-- begin MATERIAL PROVIDED --
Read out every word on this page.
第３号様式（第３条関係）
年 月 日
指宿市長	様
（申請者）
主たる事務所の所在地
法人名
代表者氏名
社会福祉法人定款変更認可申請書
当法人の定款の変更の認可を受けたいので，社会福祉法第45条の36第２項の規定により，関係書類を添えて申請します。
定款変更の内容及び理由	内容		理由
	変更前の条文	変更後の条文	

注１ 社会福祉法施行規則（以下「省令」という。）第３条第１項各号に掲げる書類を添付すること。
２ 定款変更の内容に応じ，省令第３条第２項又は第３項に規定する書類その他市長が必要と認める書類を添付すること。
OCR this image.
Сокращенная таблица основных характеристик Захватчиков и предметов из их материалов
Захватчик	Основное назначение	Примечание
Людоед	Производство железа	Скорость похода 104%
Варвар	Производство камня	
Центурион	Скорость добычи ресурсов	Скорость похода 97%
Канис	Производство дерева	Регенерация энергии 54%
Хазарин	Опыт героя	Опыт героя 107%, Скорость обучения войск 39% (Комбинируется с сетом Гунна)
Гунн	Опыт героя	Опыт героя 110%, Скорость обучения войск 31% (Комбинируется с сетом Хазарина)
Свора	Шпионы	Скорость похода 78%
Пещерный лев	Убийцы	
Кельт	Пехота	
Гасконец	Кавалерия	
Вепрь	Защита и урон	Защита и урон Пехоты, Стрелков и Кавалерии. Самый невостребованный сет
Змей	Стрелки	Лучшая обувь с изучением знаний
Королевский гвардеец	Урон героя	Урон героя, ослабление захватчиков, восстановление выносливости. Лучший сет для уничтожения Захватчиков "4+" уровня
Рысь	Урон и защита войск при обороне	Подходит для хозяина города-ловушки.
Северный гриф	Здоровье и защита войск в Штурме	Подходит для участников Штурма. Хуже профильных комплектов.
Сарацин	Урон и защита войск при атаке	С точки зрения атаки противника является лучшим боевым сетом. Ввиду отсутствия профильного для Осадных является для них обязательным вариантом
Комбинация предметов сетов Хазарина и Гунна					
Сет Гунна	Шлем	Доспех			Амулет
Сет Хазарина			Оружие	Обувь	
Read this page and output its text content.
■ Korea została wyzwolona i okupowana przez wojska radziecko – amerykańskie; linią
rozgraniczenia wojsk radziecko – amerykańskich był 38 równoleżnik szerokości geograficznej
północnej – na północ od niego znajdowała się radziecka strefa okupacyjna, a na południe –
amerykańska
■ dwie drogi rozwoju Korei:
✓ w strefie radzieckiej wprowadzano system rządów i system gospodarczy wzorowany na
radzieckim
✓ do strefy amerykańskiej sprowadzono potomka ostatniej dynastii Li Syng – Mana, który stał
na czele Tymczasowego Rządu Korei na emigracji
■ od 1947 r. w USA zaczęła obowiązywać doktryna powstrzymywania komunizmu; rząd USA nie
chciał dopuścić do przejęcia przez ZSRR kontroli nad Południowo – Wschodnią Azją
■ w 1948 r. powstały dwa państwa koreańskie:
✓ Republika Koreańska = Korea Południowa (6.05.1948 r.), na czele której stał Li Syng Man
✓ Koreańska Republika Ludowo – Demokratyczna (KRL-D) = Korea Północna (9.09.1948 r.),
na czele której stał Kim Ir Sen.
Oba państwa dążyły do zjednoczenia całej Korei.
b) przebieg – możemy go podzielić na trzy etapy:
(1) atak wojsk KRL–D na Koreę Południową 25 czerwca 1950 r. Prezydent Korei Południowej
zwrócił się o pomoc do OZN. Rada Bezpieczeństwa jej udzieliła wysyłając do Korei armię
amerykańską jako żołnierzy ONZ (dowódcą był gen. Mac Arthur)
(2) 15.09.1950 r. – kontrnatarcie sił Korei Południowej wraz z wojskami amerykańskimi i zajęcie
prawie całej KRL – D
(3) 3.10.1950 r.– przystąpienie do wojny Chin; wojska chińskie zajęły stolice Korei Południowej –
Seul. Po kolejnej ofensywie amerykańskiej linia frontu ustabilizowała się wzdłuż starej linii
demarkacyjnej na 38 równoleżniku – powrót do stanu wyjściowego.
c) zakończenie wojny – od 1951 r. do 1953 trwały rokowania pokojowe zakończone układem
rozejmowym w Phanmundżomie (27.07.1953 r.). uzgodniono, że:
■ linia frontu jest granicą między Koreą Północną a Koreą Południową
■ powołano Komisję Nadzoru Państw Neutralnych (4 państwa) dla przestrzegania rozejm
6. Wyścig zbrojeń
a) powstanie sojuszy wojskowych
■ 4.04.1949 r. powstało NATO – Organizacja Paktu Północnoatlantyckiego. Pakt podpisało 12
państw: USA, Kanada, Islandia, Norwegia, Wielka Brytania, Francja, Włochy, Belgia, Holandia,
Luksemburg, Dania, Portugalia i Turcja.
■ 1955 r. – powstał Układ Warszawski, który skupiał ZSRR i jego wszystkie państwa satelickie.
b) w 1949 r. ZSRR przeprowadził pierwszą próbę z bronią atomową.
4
-- end MATERIAL PROVIDED --
WHAT YOU ARE ASKED TO DO |
Write out the data again, exactly and in full.

EXERCISE SOLUTION |
Read out every word on this page.
第３号様式（第３条関係）
年 月 日
指宿市長	様
（申請者）
主たる事務所の所在地
法人名
代表者氏名
社会福祉法人定款変更認可申請書
当法人の定款の変更の認可を受けたいので，社会福祉法第45条の36第２項の規定により，関係書類を添えて申請します。
定款変更の内容及び理由	内容		理由
	変更前の条文	変更後の条文	

注１ 社会福祉法施行規則（以下「省令」という。）第３条第１項各号に掲げる書類を添付すること。
２ 定款変更の内容に応じ，省令第３条第２項又は第３項に規定する書類その他市長が必要と認める書類を添付すること。
OCR this image.
Сокращенная таблица основных характеристик Захватчиков и предметов из их материалов
Захватчик	Основное назначение	Примечание
Людоед	Производство железа	Скорость похода 104%
Варвар	Производство камня	
Центурион	Скорость добычи ресурсов	Скорость похода 97%
Канис	Производство дерева	Регенерация энергии 54%
Хазарин	Опыт героя	Опыт героя 107%, Скорость обучения войск 39% (Комбинируется с сетом Гунна)
Гунн	Опыт героя	Опыт героя 110%, Скорость обучения войск 31% (Комбинируется с сетом Хазарина)
Свора	Шпионы	Скорость похода 78%
Пещерный лев	Убийцы	
Кельт	Пехота	
Гасконец	Кавалерия	
Вепрь	Защита и урон	Защита и урон Пехоты, Стрелков и Кавалерии. Самый невостребованный сет
Змей	Стрелки	Лучшая обувь с изучением знаний
Королевский гвардеец	Урон героя	Урон героя, ослабление захватчиков, восстановление выносливости. Лучший сет для уничтожения Захватчиков "4+" уровня
Рысь	Урон и защита войск при обороне	Подходит для хозяина города-ловушки.
Северный гриф	Здоровье и защита войск в Штурме	Подходит для участников Штурма. Хуже профильных комплектов.
Сарацин	Урон и защита войск при атаке	С точки зрения атаки противника является лучшим боевым сетом. Ввиду отсутствия профильного для Осадных является для них обязательным вариантом
Комбинация предметов сетов Хазарина и Гунна					
Сет Гунна	Шлем	Доспех			Амулет
Сет Хазарина			Оружие	Обувь	
Read this page and output its text content.
■ Korea została wyzwolona i okupowana przez wojska radziecko – amerykańskie; linią
rozgraniczenia wojsk radziecko – amerykańskich był 38 równoleżnik szerokości geograficznej
północnej – na północ od niego znajdowała się radziecka strefa okupacyjna, a na południe –
amerykańska
■ dwie drogi rozwoju Korei:
✓ w strefie radzieckiej wprowadzano system rządów i system gospodarczy wzorowany na
radzieckim
✓ do strefy amerykańskiej sprowadzono potomka ostatniej dynastii Li Syng – Mana, który stał
na czele Tymczasowego Rządu Korei na emigracji
■ od 1947 r. w USA zaczęła obowiązywać doktryna powstrzymywania komunizmu; rząd USA nie
chciał dopuścić do przejęcia przez ZSRR kontroli nad Południowo – Wschodnią Azją
■ w 1948 r. powstały dwa państwa koreańskie:
✓ Republika Koreańska = Korea Południowa (6.05.1948 r.), na czele której stał Li Syng Man
✓ Koreańska Republika Ludowo – Demokratyczna (KRL-D) = Korea Północna (9.09.1948 r.),
na czele której stał Kim Ir Sen.
Oba państwa dążyły do zjednoczenia całej Korei.
b) przebieg – możemy go podzielić na trzy etapy:
(1) atak wojsk KRL–D na Koreę Południową 25 czerwca 1950 r. Prezydent Korei Południowej
zwrócił się o pomoc do OZN. Rada Bezpieczeństwa jej udzieliła wysyłając do Korei armię
amerykańską jako żołnierzy ONZ (dowódcą był gen. Mac Arthur)
(2) 15.09.1950 r. – kontrnatarcie sił Korei Południowej wraz z wojskami amerykańskimi i zajęcie
prawie całej KRL – D
(3) 3.10.1950 r.– przystąpienie do wojny Chin; wojska chińskie zajęły stolice Korei Południowej –
Seul. Po kolejnej ofensywie amerykańskiej linia frontu ustabilizowała się wzdłuż starej linii
demarkacyjnej na 38 równoleżniku – powrót do stanu wyjściowego.
c) zakończenie wojny – od 1951 r. do 1953 trwały rokowania pokojowe zakończone układem
rozejmowym w Phanmundżomie (27.07.1953 r.). uzgodniono, że:
■ linia frontu jest granicą między Koreą Północną a Koreą Południową
■ powołano Komisję Nadzoru Państw Neutralnych (4 państwa) dla przestrzegania rozejm
6. Wyścig zbrojeń
a) powstanie sojuszy wojskowych
■ 4.04.1949 r. powstało NATO – Organizacja Paktu Północnoatlantyckiego. Pakt podpisało 12
państw: USA, Kanada, Islandia, Norwegia, Wielka Brytania, Francja, Włochy, Belgia, Holandia,
Luksemburg, Dania, Portugalia i Turcja.
■ 1955 r. – powstał Układ Warszawski, który skupiał ZSRR i jego wszystkie państwa satelickie.
b) w 1949 r. ZSRR przeprowadził pierwszą próbę z bronią atomową.
4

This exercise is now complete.